> EXTRACT
--*--
As shown in Fig. 3, the structure of C9 more closely resembles that of C3. The plane composed of N1, N2 and Ni1 and the plane composed of Cl1, Cl2 and Ni1 form a dihedral angle of 81.87°. The dihedral angles between the aryl ring on N1 and the plane composed of N1, N2 and Ni1 is 83.46°, whereas the aryl ring on N2 and the plane composed of N1, N2 and Ni1 is 79.07°, both slightly smaller than observed in C3. There is a fused five-membered ring comprising nickel and the ligand with an acute angle N1–Ni1–N2 at 82.34(19)°. The imino bond lengths N1–C12, N2–C1 are 1.308(7) Å and 1.284(7) Å, both typical of C=N double bond character.

2.3. Ethylene polymerization

The current focus of this study is the catalytic behavior of nickel complexes ligated by 2,4-dibenzhydryl-N-(2-phenyliminoacenaphthylenylidene)-6-methylbenzenamine ligands. The two groups of nickel(II) bromide and chloride complexes were investigated separately, and evaluated to determine the optimum conditions for catalysis. Initially, the pro-catalyst C5 was employed with various alkylaluminum reagents as co-catalyst/activator at room temperature under 10 atm of ethylene. Treatment with either ethylaluminum sesquichloride (Et₃Al₂Cl₃, EASC) or diethylaluminum chloride (Et₂AlCl) afforded inactive systems (Table 2). However, in the presence of modified methylaluminoxane (MMAO), the pro-catalyst C5 exhibited outstanding catalytic activity, and as a consequence, modified methylaluminoxane was selected as the preferred co-catalyst for further investigation.
--*--
> LISTED RECORDS
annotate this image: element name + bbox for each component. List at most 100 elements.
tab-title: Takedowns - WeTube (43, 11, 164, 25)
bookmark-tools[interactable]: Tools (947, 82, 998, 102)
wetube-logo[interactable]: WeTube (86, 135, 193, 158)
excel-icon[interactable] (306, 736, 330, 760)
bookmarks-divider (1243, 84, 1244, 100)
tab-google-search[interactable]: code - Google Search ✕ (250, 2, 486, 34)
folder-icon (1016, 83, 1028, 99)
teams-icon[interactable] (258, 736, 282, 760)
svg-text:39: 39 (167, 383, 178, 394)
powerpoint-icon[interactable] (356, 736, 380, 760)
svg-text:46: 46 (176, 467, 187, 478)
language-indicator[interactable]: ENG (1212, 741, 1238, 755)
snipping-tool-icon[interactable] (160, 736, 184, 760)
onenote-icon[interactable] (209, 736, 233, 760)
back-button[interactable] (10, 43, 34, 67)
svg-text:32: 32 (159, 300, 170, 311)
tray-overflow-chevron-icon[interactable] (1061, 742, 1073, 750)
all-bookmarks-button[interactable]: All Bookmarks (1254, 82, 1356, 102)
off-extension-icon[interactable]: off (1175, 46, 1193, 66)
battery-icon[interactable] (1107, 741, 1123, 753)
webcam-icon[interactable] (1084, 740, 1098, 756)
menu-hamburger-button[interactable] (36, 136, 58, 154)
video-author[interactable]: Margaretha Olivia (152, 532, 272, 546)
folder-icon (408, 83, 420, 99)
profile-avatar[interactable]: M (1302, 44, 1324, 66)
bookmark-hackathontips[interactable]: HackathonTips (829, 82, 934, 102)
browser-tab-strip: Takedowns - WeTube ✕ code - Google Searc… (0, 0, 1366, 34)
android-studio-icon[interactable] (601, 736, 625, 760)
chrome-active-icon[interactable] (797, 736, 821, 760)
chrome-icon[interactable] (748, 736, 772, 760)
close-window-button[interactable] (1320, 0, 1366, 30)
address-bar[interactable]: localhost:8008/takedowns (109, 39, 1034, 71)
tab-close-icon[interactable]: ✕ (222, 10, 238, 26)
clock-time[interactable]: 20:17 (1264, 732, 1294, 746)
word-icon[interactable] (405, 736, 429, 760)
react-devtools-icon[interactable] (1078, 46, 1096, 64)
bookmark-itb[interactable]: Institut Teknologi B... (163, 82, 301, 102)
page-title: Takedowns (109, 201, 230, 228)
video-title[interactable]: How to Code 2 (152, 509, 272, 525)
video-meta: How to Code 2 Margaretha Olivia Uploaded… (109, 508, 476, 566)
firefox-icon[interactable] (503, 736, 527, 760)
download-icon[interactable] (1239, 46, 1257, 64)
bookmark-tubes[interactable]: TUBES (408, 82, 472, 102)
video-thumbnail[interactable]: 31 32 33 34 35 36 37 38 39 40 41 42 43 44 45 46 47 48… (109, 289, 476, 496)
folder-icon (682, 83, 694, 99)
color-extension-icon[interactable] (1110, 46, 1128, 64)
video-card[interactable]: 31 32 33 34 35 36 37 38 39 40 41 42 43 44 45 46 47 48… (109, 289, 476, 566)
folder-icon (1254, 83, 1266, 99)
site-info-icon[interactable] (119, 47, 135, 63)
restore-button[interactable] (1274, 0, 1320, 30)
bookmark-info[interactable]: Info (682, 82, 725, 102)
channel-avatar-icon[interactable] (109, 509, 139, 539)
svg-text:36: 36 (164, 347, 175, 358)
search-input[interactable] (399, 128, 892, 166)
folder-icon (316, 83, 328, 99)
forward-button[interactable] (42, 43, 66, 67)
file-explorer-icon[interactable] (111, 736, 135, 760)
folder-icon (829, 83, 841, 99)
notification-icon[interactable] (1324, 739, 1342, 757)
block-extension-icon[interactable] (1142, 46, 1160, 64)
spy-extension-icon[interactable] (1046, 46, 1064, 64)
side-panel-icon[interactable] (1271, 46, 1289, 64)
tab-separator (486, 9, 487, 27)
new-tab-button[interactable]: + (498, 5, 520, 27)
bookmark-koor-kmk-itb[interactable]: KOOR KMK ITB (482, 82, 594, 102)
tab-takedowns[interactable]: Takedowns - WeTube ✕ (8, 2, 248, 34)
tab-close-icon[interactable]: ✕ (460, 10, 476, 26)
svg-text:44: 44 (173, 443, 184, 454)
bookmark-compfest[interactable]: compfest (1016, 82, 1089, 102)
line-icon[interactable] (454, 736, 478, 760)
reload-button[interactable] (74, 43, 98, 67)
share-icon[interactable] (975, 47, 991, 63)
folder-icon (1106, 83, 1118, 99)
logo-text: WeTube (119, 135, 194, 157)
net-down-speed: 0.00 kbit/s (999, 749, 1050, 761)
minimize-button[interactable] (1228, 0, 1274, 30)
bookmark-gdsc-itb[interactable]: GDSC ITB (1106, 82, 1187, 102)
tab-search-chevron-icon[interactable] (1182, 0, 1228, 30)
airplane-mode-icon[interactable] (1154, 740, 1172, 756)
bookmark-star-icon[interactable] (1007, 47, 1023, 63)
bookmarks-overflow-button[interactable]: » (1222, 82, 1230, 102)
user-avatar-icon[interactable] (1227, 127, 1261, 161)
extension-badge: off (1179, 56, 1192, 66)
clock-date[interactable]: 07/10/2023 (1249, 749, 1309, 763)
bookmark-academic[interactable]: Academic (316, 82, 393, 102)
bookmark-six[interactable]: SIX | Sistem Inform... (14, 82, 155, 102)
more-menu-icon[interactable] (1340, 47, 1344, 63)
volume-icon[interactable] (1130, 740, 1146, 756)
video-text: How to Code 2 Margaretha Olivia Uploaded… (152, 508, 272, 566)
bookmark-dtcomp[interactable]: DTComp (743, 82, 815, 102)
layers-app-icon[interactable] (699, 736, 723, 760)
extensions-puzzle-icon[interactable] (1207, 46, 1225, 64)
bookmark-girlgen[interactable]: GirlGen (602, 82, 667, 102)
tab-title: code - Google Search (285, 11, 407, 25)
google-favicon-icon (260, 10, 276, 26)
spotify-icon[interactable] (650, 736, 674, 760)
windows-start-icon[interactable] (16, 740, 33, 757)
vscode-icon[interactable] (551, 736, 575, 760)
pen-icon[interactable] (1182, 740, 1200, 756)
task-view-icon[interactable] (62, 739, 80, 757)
--*--
> PARTS OF THE EXERCISE
- a) In the text on nickel catalysts, translate this sentence into Spanish: "The two groups of nickel(II) bromide and chloride complexes were investigated separately, and evaluated to determine the optimum conditions for catalysis."
- b) Using the text on nickel catalysts, explain in one to three sentences why modified methylaluminoxane was picked as the preferred co-catalyst.
- c) Name every aluminum reagent that the text on nickel catalysts says was tried as co-catalyst with pro-catalyst C5.

> FULL SOLUTIONS
- a) Los dos grupos de complejos de bromuro y cloruro de níquel(II) se investigaron por separado y se evaluaron para determinar las condiciones óptimas para la catálisis.

- b) With ethylaluminum sesquichloride or diethylaluminum chloride, the pro-catalyst C5 gave inactive systems. With modified methylaluminoxane, C5 showed outstanding catalytic activity, so that reagent was chosen for further investigation.

- c)
- Ethylaluminum sesquichloride (Et₃Al₂Cl₃, EASC)
- Diethylaluminum chloride (Et₂AlCl)
- Modified methylaluminoxane (MMAO)